- Work to do
Only the lines holding the string "authorize" are needed. Copy each one.

Dataset entries
<<<<

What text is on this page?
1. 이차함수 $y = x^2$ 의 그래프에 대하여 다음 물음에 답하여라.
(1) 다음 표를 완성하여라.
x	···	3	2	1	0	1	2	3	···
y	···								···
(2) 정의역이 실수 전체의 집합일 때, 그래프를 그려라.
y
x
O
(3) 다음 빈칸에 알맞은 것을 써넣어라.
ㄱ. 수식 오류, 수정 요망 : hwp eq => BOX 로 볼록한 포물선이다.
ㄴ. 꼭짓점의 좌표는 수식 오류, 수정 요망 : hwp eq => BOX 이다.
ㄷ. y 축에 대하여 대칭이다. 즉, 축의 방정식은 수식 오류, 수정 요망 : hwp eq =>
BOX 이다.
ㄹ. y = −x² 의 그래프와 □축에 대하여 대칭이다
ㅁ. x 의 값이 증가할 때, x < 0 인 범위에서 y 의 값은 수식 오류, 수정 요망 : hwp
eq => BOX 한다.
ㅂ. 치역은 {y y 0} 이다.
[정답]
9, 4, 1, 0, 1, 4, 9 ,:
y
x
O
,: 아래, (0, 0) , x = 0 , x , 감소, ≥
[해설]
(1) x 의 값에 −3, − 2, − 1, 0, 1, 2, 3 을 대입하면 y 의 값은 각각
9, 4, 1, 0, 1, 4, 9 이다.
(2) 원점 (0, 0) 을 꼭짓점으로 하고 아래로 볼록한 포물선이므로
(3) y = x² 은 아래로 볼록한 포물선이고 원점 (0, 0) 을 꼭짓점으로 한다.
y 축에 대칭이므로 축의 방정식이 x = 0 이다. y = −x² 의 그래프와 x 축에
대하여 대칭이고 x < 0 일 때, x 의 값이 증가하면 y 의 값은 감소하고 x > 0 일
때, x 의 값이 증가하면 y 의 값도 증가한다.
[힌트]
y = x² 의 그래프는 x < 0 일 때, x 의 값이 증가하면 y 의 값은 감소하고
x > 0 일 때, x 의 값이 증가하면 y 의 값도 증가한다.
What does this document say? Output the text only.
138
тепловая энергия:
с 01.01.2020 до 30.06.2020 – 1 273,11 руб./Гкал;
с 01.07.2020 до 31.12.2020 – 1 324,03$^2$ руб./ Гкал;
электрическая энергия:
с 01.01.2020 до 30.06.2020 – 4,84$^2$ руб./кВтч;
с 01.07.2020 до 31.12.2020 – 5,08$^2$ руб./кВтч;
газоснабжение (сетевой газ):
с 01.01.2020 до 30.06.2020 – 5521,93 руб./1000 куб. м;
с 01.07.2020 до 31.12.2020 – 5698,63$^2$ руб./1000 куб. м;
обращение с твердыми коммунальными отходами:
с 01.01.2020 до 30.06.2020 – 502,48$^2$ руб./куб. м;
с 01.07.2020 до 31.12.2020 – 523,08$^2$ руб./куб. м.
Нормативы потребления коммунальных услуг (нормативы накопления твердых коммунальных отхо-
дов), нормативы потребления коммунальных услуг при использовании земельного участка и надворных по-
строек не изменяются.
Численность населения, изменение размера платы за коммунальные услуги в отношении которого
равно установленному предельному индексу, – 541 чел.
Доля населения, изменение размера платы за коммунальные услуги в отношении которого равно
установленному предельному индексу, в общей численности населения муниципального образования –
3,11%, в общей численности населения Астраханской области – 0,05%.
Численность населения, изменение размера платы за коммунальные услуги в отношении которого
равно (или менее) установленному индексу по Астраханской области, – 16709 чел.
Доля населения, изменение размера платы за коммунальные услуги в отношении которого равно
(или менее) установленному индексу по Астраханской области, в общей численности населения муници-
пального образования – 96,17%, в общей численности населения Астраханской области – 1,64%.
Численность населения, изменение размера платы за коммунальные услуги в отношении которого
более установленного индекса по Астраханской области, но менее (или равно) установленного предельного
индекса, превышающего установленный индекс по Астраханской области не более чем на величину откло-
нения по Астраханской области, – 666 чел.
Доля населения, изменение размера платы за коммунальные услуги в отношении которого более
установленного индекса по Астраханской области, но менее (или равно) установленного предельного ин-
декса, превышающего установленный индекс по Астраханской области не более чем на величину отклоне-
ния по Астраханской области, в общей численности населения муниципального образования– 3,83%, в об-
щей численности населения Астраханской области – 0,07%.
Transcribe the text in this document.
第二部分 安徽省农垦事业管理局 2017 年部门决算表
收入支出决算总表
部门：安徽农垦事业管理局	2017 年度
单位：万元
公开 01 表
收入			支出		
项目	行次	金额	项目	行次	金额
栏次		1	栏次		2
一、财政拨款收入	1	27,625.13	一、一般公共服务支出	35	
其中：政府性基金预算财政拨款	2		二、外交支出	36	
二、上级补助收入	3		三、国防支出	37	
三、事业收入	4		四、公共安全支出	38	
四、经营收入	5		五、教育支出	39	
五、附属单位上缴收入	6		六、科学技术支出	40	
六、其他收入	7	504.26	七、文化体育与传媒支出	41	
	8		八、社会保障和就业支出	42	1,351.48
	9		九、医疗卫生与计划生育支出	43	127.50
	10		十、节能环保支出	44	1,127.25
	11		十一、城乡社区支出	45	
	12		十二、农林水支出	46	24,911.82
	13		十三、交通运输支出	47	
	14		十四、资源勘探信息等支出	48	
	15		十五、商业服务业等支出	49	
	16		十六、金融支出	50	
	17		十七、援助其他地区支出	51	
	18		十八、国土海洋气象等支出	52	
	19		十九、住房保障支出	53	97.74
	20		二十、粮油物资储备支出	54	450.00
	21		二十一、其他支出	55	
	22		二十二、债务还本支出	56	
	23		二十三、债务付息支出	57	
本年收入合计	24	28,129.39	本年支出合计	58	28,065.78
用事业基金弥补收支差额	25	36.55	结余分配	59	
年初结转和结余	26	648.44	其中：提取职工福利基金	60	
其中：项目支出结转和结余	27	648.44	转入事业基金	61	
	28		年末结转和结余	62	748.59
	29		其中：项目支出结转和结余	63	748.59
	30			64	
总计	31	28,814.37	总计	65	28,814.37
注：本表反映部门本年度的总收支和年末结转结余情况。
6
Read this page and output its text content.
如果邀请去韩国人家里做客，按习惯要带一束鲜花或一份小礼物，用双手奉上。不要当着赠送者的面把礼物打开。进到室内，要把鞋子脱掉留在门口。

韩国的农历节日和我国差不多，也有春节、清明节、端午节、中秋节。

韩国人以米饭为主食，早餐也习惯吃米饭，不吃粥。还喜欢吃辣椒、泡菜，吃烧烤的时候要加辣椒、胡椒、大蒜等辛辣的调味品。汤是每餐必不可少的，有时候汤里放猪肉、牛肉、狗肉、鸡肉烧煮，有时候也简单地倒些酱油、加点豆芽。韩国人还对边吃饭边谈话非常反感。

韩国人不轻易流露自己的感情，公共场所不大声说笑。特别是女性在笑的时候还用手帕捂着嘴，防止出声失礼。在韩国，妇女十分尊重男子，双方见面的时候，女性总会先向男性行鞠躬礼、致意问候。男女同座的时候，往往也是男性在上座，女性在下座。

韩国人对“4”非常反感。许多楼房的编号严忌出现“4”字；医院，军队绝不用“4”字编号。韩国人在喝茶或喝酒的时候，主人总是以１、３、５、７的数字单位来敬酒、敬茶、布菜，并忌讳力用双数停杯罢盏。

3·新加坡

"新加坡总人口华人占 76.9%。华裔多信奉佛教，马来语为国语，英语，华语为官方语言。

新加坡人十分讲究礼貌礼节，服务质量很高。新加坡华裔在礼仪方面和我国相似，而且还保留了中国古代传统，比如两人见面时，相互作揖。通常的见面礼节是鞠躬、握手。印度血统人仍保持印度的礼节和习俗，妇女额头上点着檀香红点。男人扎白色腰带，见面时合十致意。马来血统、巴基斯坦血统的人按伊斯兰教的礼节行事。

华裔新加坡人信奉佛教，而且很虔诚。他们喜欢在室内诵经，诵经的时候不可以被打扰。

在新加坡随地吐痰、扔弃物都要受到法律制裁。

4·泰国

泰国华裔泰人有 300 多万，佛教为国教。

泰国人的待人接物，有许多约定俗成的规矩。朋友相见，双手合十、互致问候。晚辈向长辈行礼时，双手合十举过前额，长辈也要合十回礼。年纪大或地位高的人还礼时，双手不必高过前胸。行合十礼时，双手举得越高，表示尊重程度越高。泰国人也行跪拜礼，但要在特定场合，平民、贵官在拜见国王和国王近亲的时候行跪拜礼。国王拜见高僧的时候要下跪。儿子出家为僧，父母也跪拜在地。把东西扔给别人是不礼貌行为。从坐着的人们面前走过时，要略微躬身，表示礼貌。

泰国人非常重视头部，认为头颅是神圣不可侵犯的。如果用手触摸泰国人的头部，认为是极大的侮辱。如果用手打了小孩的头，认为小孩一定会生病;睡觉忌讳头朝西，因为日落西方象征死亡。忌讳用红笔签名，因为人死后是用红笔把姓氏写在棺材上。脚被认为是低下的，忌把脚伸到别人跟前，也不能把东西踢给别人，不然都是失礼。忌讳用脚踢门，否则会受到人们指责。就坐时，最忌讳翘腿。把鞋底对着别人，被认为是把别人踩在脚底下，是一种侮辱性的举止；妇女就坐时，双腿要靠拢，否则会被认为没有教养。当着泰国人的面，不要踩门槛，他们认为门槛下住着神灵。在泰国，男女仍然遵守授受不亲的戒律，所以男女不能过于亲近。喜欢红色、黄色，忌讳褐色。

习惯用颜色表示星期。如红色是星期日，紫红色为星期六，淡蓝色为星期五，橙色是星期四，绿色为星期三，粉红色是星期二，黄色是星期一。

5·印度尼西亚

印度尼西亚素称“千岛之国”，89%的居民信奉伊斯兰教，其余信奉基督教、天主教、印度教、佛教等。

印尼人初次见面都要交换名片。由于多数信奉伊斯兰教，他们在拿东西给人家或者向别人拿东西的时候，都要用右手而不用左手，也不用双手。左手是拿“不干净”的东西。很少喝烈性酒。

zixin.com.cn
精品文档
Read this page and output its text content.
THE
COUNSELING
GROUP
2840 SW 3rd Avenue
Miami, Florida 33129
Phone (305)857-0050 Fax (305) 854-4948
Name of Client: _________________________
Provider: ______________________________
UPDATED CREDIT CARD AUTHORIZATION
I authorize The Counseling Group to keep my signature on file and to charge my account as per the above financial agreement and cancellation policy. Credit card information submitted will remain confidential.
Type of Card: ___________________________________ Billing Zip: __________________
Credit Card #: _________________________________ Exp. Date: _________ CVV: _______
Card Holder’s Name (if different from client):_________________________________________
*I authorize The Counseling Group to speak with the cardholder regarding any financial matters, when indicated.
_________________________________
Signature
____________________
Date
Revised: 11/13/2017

>>>>

- Response for this exercise
I authorize The Counseling Group to keep my signature on file and to charge my account as per the above financial agreement and cancellation policy. Credit card information submitted will remain confidential.
*I authorize The Counseling Group to speak with the cardholder regarding any financial matters, when indicated.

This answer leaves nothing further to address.